» WHAT YOU SHOULD DO
Check each line of the entries below for the string "millones" and state how many lines have it, with no other text.

BEGIN DATA TO PROCESS

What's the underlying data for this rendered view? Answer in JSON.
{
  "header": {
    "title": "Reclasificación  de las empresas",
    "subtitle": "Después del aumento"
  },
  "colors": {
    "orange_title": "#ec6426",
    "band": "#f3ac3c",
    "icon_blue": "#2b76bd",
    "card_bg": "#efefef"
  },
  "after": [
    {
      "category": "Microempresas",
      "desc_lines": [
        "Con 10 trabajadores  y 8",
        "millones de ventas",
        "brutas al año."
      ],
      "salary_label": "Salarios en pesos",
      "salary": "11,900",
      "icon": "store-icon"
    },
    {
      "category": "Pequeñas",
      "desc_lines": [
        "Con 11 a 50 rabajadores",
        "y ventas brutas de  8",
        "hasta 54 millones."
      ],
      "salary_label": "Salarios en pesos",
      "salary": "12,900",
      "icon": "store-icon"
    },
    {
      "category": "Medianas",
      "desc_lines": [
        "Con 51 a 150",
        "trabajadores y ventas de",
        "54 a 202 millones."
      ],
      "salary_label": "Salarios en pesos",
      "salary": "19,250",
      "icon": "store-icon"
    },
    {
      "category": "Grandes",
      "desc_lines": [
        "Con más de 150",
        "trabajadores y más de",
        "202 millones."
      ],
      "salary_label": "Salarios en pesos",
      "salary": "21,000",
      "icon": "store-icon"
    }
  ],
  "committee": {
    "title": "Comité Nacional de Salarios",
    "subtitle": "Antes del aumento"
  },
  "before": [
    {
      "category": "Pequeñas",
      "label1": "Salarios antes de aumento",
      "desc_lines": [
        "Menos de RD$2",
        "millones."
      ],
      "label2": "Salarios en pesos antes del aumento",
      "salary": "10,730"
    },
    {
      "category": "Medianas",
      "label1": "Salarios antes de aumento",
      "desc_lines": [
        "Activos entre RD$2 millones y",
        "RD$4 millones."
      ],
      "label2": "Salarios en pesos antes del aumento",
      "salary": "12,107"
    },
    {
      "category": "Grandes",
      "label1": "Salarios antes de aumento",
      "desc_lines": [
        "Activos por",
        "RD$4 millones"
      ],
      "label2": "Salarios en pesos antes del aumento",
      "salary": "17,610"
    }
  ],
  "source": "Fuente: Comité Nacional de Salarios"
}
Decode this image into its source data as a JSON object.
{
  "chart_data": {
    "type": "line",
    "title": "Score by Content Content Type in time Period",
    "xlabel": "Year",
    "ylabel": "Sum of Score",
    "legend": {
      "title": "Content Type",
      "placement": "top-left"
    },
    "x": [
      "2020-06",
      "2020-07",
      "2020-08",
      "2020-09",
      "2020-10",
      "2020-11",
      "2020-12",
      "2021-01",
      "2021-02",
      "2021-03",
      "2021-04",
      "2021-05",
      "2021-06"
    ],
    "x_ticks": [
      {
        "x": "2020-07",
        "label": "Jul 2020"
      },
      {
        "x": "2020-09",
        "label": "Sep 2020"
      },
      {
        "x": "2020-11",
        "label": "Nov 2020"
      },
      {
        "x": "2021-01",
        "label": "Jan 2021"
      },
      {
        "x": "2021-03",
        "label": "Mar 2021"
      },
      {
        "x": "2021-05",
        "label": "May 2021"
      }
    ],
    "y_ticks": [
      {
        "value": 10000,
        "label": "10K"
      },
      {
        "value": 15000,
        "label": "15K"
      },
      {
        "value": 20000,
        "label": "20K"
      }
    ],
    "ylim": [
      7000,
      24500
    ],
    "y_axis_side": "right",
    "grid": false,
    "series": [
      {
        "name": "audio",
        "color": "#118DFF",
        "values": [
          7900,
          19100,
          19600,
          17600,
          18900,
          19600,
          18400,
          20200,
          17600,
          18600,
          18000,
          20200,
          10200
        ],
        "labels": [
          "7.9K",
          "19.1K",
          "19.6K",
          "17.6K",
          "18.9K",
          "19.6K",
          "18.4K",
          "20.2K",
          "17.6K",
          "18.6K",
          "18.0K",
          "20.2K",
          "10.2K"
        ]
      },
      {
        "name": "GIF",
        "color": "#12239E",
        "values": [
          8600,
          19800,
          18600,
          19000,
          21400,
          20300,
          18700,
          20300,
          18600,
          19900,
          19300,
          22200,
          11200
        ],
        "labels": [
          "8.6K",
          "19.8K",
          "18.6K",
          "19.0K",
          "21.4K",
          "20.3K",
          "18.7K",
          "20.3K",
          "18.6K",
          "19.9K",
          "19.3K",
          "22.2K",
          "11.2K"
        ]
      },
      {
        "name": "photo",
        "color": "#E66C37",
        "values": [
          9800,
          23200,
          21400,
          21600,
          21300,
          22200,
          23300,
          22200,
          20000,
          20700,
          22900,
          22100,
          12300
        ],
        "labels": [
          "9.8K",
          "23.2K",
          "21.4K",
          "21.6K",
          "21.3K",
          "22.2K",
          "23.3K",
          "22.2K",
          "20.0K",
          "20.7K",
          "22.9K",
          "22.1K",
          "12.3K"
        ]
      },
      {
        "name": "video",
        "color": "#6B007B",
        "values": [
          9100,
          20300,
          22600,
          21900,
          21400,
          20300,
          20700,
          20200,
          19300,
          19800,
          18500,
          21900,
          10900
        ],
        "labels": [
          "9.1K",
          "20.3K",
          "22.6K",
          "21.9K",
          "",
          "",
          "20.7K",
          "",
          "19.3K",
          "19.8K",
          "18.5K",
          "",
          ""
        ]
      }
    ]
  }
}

END DATA TO PROCESS

» SOLUTION BELOW
8